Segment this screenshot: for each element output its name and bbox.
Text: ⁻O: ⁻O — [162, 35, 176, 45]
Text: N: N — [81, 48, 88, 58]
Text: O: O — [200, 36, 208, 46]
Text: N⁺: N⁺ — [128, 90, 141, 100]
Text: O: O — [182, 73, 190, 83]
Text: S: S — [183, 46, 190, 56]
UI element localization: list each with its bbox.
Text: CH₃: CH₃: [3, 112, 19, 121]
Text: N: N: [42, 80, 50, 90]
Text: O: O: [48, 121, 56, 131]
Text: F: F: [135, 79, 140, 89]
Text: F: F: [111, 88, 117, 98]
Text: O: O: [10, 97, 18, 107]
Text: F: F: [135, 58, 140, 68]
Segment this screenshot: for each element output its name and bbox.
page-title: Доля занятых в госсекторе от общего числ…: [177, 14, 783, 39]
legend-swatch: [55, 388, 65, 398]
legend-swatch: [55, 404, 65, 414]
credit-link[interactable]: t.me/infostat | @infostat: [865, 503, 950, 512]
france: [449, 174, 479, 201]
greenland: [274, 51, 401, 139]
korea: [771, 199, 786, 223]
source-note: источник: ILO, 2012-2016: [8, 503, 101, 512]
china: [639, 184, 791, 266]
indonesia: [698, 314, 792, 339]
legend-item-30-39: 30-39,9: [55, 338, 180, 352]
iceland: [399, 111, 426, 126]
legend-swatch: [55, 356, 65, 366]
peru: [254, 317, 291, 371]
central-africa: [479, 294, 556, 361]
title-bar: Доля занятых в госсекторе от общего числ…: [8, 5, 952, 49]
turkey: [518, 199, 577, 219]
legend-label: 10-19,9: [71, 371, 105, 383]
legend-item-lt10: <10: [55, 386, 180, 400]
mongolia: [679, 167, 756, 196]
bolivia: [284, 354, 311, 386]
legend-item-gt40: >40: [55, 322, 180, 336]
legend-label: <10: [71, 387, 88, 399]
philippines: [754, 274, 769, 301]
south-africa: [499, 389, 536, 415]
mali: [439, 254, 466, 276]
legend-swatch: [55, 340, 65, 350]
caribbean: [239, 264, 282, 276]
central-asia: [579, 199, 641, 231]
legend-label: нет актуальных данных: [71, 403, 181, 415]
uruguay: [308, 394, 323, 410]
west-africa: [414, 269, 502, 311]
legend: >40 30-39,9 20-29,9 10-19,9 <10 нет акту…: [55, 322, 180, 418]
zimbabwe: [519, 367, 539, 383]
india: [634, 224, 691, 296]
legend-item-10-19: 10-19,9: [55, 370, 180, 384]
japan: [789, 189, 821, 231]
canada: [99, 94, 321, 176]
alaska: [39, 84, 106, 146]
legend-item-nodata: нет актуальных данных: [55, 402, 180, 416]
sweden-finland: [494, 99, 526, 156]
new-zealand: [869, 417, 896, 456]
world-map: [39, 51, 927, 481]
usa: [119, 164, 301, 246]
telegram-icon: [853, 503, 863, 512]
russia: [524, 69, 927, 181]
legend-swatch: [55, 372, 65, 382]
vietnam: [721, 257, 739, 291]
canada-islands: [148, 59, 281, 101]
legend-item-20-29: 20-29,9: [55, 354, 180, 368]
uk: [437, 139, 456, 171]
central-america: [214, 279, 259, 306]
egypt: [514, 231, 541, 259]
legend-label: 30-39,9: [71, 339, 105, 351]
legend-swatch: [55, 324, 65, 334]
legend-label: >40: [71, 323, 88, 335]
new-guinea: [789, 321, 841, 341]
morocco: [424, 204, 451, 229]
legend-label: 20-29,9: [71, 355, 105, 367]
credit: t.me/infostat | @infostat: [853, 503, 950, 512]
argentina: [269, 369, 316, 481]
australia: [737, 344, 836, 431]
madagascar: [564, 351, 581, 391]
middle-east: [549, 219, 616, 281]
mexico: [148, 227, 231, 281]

___

Exercise description: Quote all of the records above verbatim, line by line, in their original order.

Reply:
Segment this screenshot: for each element output its name and bbox.
Text: ⁻O: ⁻O — [162, 35, 176, 45]
Text: N: N — [81, 48, 88, 58]
Text: O: O — [200, 36, 208, 46]
Text: N⁺: N⁺ — [128, 90, 141, 100]
Text: O: O — [182, 73, 190, 83]
Text: S: S — [183, 46, 190, 56]
UI element localization: list each with its bbox.
Text: CH₃: CH₃: [3, 112, 19, 121]
Text: N: N: [42, 80, 50, 90]
Text: O: O: [48, 121, 56, 131]
Text: F: F: [135, 79, 140, 89]
Text: F: F: [111, 88, 117, 98]
Text: O: O: [10, 97, 18, 107]
Text: F: F: [135, 58, 140, 68]
Segment this screenshot: for each element output its name and bbox.
page-title: Доля занятых в госсекторе от общего числ…: [177, 14, 783, 39]
legend-swatch: [55, 388, 65, 398]
legend-swatch: [55, 404, 65, 414]
credit-link[interactable]: t.me/infostat | @infostat: [865, 503, 950, 512]
france: [449, 174, 479, 201]
greenland: [274, 51, 401, 139]
korea: [771, 199, 786, 223]
source-note: источник: ILO, 2012-2016: [8, 503, 101, 512]
china: [639, 184, 791, 266]
indonesia: [698, 314, 792, 339]
legend-item-30-39: 30-39,9: [55, 338, 180, 352]
iceland: [399, 111, 426, 126]
legend-swatch: [55, 356, 65, 366]
peru: [254, 317, 291, 371]
central-africa: [479, 294, 556, 361]
title-bar: Доля занятых в госсекторе от общего числ…: [8, 5, 952, 49]
turkey: [518, 199, 577, 219]
legend-label: 10-19,9: [71, 371, 105, 383]
legend-item-lt10: <10: [55, 386, 180, 400]
mongolia: [679, 167, 756, 196]
bolivia: [284, 354, 311, 386]
legend-item-gt40: >40: [55, 322, 180, 336]
legend-label: <10: [71, 387, 88, 399]
philippines: [754, 274, 769, 301]
south-africa: [499, 389, 536, 415]
mali: [439, 254, 466, 276]
legend-swatch: [55, 340, 65, 350]
caribbean: [239, 264, 282, 276]
central-asia: [579, 199, 641, 231]
legend-label: нет актуальных данных: [71, 403, 181, 415]
uruguay: [308, 394, 323, 410]
west-africa: [414, 269, 502, 311]
legend: >40 30-39,9 20-29,9 10-19,9 <10 нет акту…: [55, 322, 180, 418]
zimbabwe: [519, 367, 539, 383]
india: [634, 224, 691, 296]
legend-item-10-19: 10-19,9: [55, 370, 180, 384]
japan: [789, 189, 821, 231]
canada: [99, 94, 321, 176]
alaska: [39, 84, 106, 146]
legend-item-nodata: нет актуальных данных: [55, 402, 180, 416]
sweden-finland: [494, 99, 526, 156]
new-zealand: [869, 417, 896, 456]
world-map: [39, 51, 927, 481]
usa: [119, 164, 301, 246]
telegram-icon: [853, 503, 863, 512]
russia: [524, 69, 927, 181]
legend-swatch: [55, 372, 65, 382]
vietnam: [721, 257, 739, 291]
canada-islands: [148, 59, 281, 101]
legend-item-20-29: 20-29,9: [55, 354, 180, 368]
uk: [437, 139, 456, 171]
central-america: [214, 279, 259, 306]
egypt: [514, 231, 541, 259]
legend-label: 30-39,9: [71, 339, 105, 351]
legend-swatch: [55, 324, 65, 334]
legend-label: >40: [71, 323, 88, 335]
new-guinea: [789, 321, 841, 341]
morocco: [424, 204, 451, 229]
legend-label: 20-29,9: [71, 355, 105, 367]
credit: t.me/infostat | @infostat: [853, 503, 950, 512]
argentina: [269, 369, 316, 481]
australia: [737, 344, 836, 431]
madagascar: [564, 351, 581, 391]
middle-east: [549, 219, 616, 281]
mexico: [148, 227, 231, 281]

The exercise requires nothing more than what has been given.